(Extracted data entries)
## START

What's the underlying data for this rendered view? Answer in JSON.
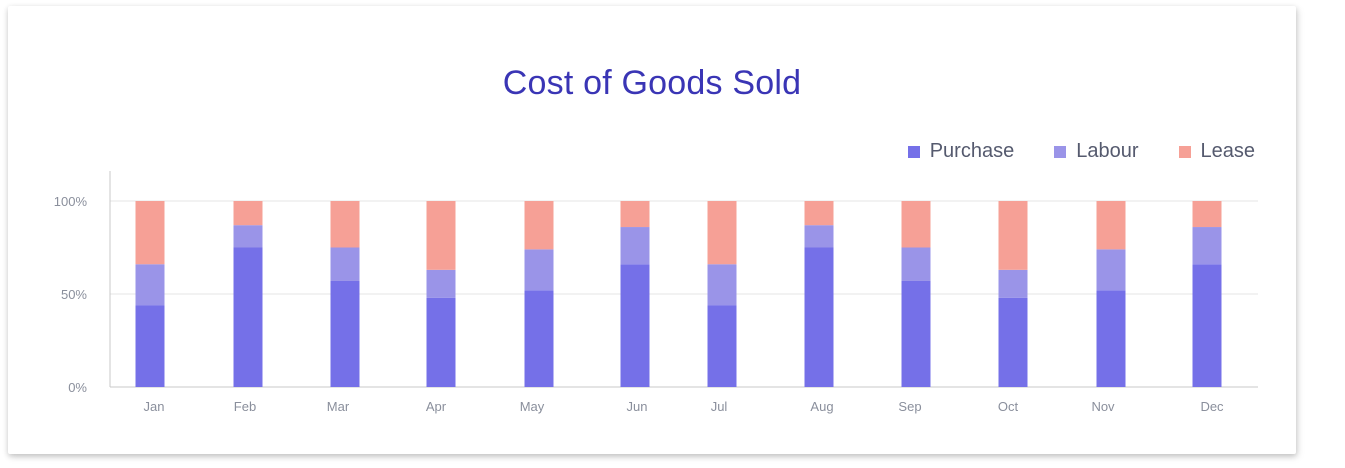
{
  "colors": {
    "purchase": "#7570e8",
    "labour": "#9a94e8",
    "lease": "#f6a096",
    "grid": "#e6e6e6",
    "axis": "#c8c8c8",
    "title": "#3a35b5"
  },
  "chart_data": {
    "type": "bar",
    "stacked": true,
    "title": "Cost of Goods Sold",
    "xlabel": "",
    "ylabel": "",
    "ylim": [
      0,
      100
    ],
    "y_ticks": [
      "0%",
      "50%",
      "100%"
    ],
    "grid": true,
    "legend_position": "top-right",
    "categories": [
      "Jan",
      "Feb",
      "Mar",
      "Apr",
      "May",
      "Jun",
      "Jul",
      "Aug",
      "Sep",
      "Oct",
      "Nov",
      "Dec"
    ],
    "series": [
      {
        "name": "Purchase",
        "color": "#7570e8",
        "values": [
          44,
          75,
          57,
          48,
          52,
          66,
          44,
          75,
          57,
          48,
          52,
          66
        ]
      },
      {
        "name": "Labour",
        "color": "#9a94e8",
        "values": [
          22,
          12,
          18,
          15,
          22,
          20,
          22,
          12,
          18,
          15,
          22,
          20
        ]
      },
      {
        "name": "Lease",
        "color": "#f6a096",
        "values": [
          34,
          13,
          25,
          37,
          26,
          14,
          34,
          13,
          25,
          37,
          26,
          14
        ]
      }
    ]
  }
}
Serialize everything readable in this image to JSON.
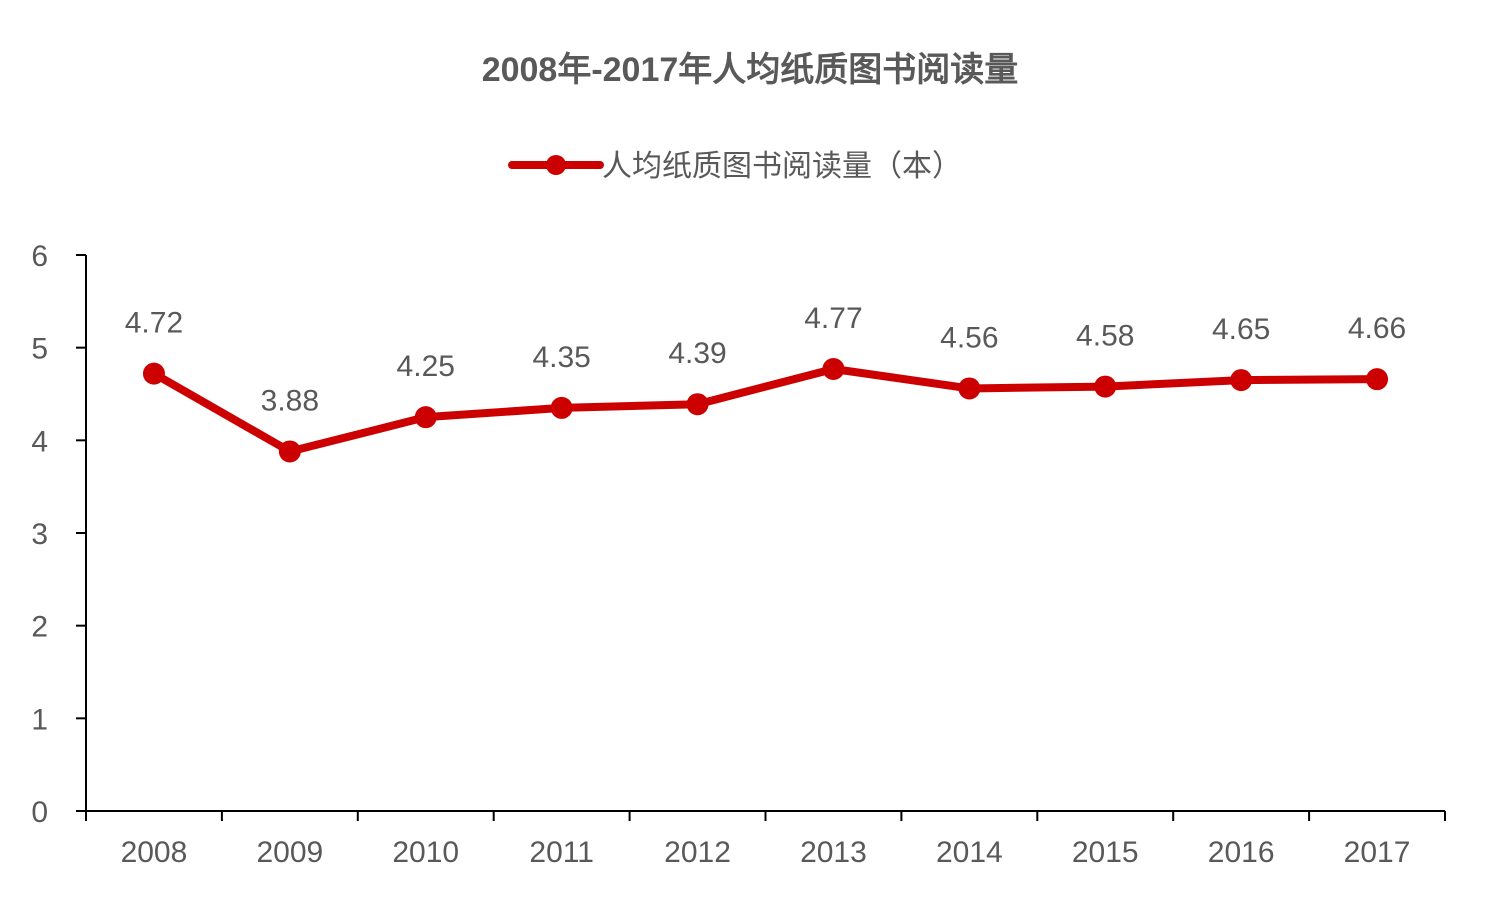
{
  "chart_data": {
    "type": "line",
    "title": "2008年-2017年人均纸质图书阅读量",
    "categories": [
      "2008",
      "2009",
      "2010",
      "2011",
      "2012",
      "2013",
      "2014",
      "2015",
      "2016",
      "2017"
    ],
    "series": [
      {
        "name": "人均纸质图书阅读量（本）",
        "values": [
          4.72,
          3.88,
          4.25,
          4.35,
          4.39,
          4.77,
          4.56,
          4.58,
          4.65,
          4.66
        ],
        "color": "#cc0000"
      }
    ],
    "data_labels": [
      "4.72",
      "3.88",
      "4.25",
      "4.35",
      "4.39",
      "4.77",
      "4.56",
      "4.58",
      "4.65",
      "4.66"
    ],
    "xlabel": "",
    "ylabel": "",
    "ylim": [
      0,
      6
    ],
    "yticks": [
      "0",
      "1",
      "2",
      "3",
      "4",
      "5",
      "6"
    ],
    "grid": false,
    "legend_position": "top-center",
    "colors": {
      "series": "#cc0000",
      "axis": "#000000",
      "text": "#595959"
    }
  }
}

## END

With the pictures left out, transcribe the material exactly.

What's the underlying data for this rendered view? Answer in JSON.
{
  "colors": {
    "purchase": "#7570e8",
    "labour": "#9a94e8",
    "lease": "#f6a096",
    "grid": "#e6e6e6",
    "axis": "#c8c8c8",
    "title": "#3a35b5"
  },
  "chart_data": {
    "type": "bar",
    "stacked": true,
    "title": "Cost of Goods Sold",
    "xlabel": "",
    "ylabel": "",
    "ylim": [
      0,
      100
    ],
    "y_ticks": [
      "0%",
      "50%",
      "100%"
    ],
    "grid": true,
    "legend_position": "top-right",
    "categories": [
      "Jan",
      "Feb",
      "Mar",
      "Apr",
      "May",
      "Jun",
      "Jul",
      "Aug",
      "Sep",
      "Oct",
      "Nov",
      "Dec"
    ],
    "series": [
      {
        "name": "Purchase",
        "color": "#7570e8",
        "values": [
          44,
          75,
          57,
          48,
          52,
          66,
          44,
          75,
          57,
          48,
          52,
          66
        ]
      },
      {
        "name": "Labour",
        "color": "#9a94e8",
        "values": [
          22,
          12,
          18,
          15,
          22,
          20,
          22,
          12,
          18,
          15,
          22,
          20
        ]
      },
      {
        "name": "Lease",
        "color": "#f6a096",
        "values": [
          34,
          13,
          25,
          37,
          26,
          14,
          34,
          13,
          25,
          37,
          26,
          14
        ]
      }
    ]
  }
}
Serialize everything readable in this image to JSON.
{
  "chart_data": {
    "type": "line",
    "title": "2008年-2017年人均纸质图书阅读量",
    "categories": [
      "2008",
      "2009",
      "2010",
      "2011",
      "2012",
      "2013",
      "2014",
      "2015",
      "2016",
      "2017"
    ],
    "series": [
      {
        "name": "人均纸质图书阅读量（本）",
        "values": [
          4.72,
          3.88,
          4.25,
          4.35,
          4.39,
          4.77,
          4.56,
          4.58,
          4.65,
          4.66
        ],
        "color": "#cc0000"
      }
    ],
    "data_labels": [
      "4.72",
      "3.88",
      "4.25",
      "4.35",
      "4.39",
      "4.77",
      "4.56",
      "4.58",
      "4.65",
      "4.66"
    ],
    "xlabel": "",
    "ylabel": "",
    "ylim": [
      0,
      6
    ],
    "yticks": [
      "0",
      "1",
      "2",
      "3",
      "4",
      "5",
      "6"
    ],
    "grid": false,
    "legend_position": "top-center",
    "colors": {
      "series": "#cc0000",
      "axis": "#000000",
      "text": "#595959"
    }
  }
}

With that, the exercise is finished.